◆ **What you have to do**:
Look through the material and copy each line holding "就事论事的最终结论是".

◆ **Entries**:
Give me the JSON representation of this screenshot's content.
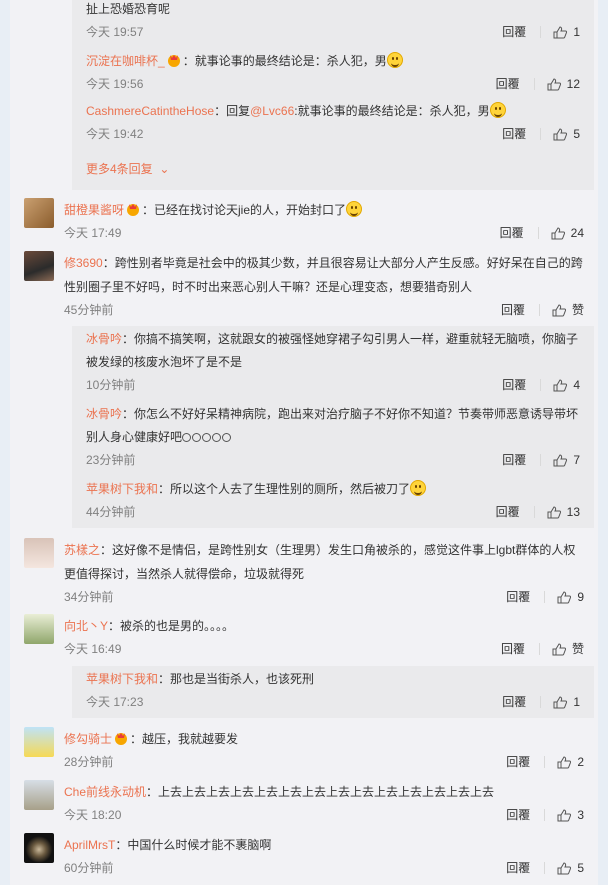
{
  "thread_top": {
    "tail_text": "扯上恐婚恐育呢",
    "tail_time": "今天 19:57",
    "tail_likes": "1",
    "replies": [
      {
        "name": "沉淀在咖啡杯_",
        "text": "：就事论事的最终结论是：杀人犯，男",
        "time": "今天 19:56",
        "likes": "12"
      },
      {
        "name": "CashmereCatintheHose",
        "prefix": "：回复",
        "mention": "@Lvc66",
        "text": ":就事论事的最终结论是：杀人犯，男",
        "time": "今天 19:42",
        "likes": "5"
      }
    ],
    "more_label": "更多4条回复"
  },
  "labels": {
    "reply": "回覆",
    "like_word": "赞"
  },
  "comments": [
    {
      "name": "甜橙果酱呀",
      "text": "：已经在找讨论天jie的人，开始封口了",
      "time": "今天 17:49",
      "likes": "24"
    },
    {
      "name": "修3690",
      "text": "：跨性别者毕竟是社会中的极其少数，并且很容易让大部分人产生反感。好好呆在自己的跨性别圈子里不好吗，时不时出来恶心别人干嘛？还是心理变态，想要猎奇别人",
      "time": "45分钟前",
      "likes": "赞",
      "replies": [
        {
          "name": "冰骨吟",
          "text": "：你搞不搞笑啊，这就跟女的被强怪她穿裙子勾引男人一样，避重就轻无脑喷，你脑子被发绿的核废水泡坏了是不是",
          "time": "10分钟前",
          "likes": "4"
        },
        {
          "name": "冰骨吟",
          "text": "：你怎么不好好呆精神病院，跑出来对治疗脑子不好你不知道？节奏带师恶意诱导带坏别人身心健康好吧",
          "time": "23分钟前",
          "likes": "7"
        },
        {
          "name": "苹果树下我和",
          "text": "：所以这个人去了生理性别的厕所，然后被刀了",
          "time": "44分钟前",
          "likes": "13"
        }
      ]
    },
    {
      "name": "苏樣之",
      "text": "：这好像不是情侣，是跨性别女（生理男）发生口角被杀的，感觉这件事上lgbt群体的人权更值得探讨，当然杀人就得偿命，垃圾就得死",
      "time": "34分钟前",
      "likes": "9"
    },
    {
      "name": "向北丶Y",
      "text": "：被杀的也是男的。。。。",
      "time": "今天 16:49",
      "likes": "赞",
      "replies": [
        {
          "name": "苹果树下我和",
          "text": "：那也是当街杀人，也该死刑",
          "time": "今天 17:23",
          "likes": "1"
        }
      ]
    },
    {
      "name": "修勾骑士",
      "text": "：越压，我就越要发",
      "time": "28分钟前",
      "likes": "2"
    },
    {
      "name": "Che前线永动机",
      "text": "：上去上去上去上去上去上去上去上去上去上去上去上去上去上去",
      "time": "今天 18:20",
      "likes": "3"
    },
    {
      "name": "AprilMrsT",
      "text": "：中国什么时候才能不裹脑啊",
      "time": "60分钟前",
      "likes": "5"
    }
  ]
}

◆ **Written response**:
        "text": "：就事论事的最终结论是：杀人犯，男",
        "text": ":就事论事的最终结论是：杀人犯，男",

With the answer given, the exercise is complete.